#### Objective
Reproduce the records below in their entirety, character for character.

#### Data to process
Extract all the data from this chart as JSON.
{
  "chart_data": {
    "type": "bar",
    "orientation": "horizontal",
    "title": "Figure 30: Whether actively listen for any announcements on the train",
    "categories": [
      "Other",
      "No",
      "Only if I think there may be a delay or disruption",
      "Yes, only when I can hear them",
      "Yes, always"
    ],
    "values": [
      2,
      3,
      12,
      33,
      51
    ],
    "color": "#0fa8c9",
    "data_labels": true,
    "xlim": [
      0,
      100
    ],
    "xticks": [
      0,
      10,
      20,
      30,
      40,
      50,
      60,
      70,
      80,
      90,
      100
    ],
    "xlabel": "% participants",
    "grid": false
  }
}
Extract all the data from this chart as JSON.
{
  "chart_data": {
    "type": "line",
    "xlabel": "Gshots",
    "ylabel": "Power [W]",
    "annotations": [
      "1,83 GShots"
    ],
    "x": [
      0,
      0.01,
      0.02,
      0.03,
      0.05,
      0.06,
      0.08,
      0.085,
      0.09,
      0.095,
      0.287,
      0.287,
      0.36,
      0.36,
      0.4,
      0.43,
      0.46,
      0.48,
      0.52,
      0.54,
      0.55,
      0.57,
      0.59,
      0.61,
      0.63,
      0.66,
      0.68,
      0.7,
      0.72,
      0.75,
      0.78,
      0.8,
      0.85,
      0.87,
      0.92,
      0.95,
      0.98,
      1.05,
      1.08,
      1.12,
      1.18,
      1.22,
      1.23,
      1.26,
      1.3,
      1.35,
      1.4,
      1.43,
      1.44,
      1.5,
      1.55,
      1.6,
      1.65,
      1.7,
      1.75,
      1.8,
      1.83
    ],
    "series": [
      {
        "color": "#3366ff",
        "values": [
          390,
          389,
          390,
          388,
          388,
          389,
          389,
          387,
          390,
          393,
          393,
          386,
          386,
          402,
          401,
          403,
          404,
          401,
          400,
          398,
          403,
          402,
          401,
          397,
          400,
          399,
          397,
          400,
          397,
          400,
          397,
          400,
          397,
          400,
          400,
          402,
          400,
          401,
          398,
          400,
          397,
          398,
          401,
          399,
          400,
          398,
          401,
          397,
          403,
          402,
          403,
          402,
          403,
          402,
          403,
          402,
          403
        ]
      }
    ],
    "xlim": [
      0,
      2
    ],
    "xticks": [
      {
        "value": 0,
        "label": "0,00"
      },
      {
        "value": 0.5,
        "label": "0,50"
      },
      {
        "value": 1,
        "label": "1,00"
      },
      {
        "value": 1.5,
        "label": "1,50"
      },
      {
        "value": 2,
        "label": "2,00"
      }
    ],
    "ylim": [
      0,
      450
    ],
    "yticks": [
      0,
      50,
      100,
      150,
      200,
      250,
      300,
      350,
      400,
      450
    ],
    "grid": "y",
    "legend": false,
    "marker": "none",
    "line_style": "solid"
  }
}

#### Full output
Extract all the data from this chart as JSON.
{
  "chart_data": {
    "type": "bar",
    "orientation": "horizontal",
    "title": "Figure 30: Whether actively listen for any announcements on the train",
    "categories": [
      "Other",
      "No",
      "Only if I think there may be a delay or disruption",
      "Yes, only when I can hear them",
      "Yes, always"
    ],
    "values": [
      2,
      3,
      12,
      33,
      51
    ],
    "color": "#0fa8c9",
    "data_labels": true,
    "xlim": [
      0,
      100
    ],
    "xticks": [
      0,
      10,
      20,
      30,
      40,
      50,
      60,
      70,
      80,
      90,
      100
    ],
    "xlabel": "% participants",
    "grid": false
  }
}
Extract all the data from this chart as JSON.
{
  "chart_data": {
    "type": "line",
    "xlabel": "Gshots",
    "ylabel": "Power [W]",
    "annotations": [
      "1,83 GShots"
    ],
    "x": [
      0,
      0.01,
      0.02,
      0.03,
      0.05,
      0.06,
      0.08,
      0.085,
      0.09,
      0.095,
      0.287,
      0.287,
      0.36,
      0.36,
      0.4,
      0.43,
      0.46,
      0.48,
      0.52,
      0.54,
      0.55,
      0.57,
      0.59,
      0.61,
      0.63,
      0.66,
      0.68,
      0.7,
      0.72,
      0.75,
      0.78,
      0.8,
      0.85,
      0.87,
      0.92,
      0.95,
      0.98,
      1.05,
      1.08,
      1.12,
      1.18,
      1.22,
      1.23,
      1.26,
      1.3,
      1.35,
      1.4,
      1.43,
      1.44,
      1.5,
      1.55,
      1.6,
      1.65,
      1.7,
      1.75,
      1.8,
      1.83
    ],
    "series": [
      {
        "color": "#3366ff",
        "values": [
          390,
          389,
          390,
          388,
          388,
          389,
          389,
          387,
          390,
          393,
          393,
          386,
          386,
          402,
          401,
          403,
          404,
          401,
          400,
          398,
          403,
          402,
          401,
          397,
          400,
          399,
          397,
          400,
          397,
          400,
          397,
          400,
          397,
          400,
          400,
          402,
          400,
          401,
          398,
          400,
          397,
          398,
          401,
          399,
          400,
          398,
          401,
          397,
          403,
          402,
          403,
          402,
          403,
          402,
          403,
          402,
          403
        ]
      }
    ],
    "xlim": [
      0,
      2
    ],
    "xticks": [
      {
        "value": 0,
        "label": "0,00"
      },
      {
        "value": 0.5,
        "label": "0,50"
      },
      {
        "value": 1,
        "label": "1,00"
      },
      {
        "value": 1.5,
        "label": "1,50"
      },
      {
        "value": 2,
        "label": "2,00"
      }
    ],
    "ylim": [
      0,
      450
    ],
    "yticks": [
      0,
      50,
      100,
      150,
      200,
      250,
      300,
      350,
      400,
      450
    ],
    "grid": "y",
    "legend": false,
    "marker": "none",
    "line_style": "solid"
  }
}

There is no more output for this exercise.